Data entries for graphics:
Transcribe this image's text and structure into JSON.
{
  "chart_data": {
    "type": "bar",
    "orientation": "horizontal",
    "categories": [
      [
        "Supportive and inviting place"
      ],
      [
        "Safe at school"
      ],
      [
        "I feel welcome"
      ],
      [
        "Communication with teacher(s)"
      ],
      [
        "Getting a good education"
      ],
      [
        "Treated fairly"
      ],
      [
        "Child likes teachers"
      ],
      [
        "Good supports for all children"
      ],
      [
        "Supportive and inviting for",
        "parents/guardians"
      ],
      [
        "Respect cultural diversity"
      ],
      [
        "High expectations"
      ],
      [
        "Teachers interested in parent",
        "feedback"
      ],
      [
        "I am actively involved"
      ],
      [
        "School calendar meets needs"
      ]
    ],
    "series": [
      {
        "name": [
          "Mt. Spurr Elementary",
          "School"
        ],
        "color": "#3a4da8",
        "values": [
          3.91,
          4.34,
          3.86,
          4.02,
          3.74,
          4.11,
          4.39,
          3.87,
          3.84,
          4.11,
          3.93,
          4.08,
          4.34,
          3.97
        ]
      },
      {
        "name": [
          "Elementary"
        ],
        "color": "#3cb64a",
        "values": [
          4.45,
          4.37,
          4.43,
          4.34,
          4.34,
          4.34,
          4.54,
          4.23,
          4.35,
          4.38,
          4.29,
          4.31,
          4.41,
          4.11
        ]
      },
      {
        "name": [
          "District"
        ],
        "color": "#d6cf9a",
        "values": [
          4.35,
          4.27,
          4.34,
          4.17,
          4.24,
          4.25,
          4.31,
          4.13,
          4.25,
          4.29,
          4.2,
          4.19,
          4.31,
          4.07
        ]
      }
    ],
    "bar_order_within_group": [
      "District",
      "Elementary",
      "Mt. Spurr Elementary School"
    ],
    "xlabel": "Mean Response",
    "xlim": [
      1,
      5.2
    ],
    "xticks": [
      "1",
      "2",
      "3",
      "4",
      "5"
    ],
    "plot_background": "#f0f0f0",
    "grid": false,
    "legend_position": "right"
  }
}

• **What is expected**: Copy all of the data exactly.

• **Result for this exercise**:
Transcribe this image's text and structure into JSON.
{
  "chart_data": {
    "type": "bar",
    "orientation": "horizontal",
    "categories": [
      [
        "Supportive and inviting place"
      ],
      [
        "Safe at school"
      ],
      [
        "I feel welcome"
      ],
      [
        "Communication with teacher(s)"
      ],
      [
        "Getting a good education"
      ],
      [
        "Treated fairly"
      ],
      [
        "Child likes teachers"
      ],
      [
        "Good supports for all children"
      ],
      [
        "Supportive and inviting for",
        "parents/guardians"
      ],
      [
        "Respect cultural diversity"
      ],
      [
        "High expectations"
      ],
      [
        "Teachers interested in parent",
        "feedback"
      ],
      [
        "I am actively involved"
      ],
      [
        "School calendar meets needs"
      ]
    ],
    "series": [
      {
        "name": [
          "Mt. Spurr Elementary",
          "School"
        ],
        "color": "#3a4da8",
        "values": [
          3.91,
          4.34,
          3.86,
          4.02,
          3.74,
          4.11,
          4.39,
          3.87,
          3.84,
          4.11,
          3.93,
          4.08,
          4.34,
          3.97
        ]
      },
      {
        "name": [
          "Elementary"
        ],
        "color": "#3cb64a",
        "values": [
          4.45,
          4.37,
          4.43,
          4.34,
          4.34,
          4.34,
          4.54,
          4.23,
          4.35,
          4.38,
          4.29,
          4.31,
          4.41,
          4.11
        ]
      },
      {
        "name": [
          "District"
        ],
        "color": "#d6cf9a",
        "values": [
          4.35,
          4.27,
          4.34,
          4.17,
          4.24,
          4.25,
          4.31,
          4.13,
          4.25,
          4.29,
          4.2,
          4.19,
          4.31,
          4.07
        ]
      }
    ],
    "bar_order_within_group": [
      "District",
      "Elementary",
      "Mt. Spurr Elementary School"
    ],
    "xlabel": "Mean Response",
    "xlim": [
      1,
      5.2
    ],
    "xticks": [
      "1",
      "2",
      "3",
      "4",
      "5"
    ],
    "plot_background": "#f0f0f0",
    "grid": false,
    "legend_position": "right"
  }
}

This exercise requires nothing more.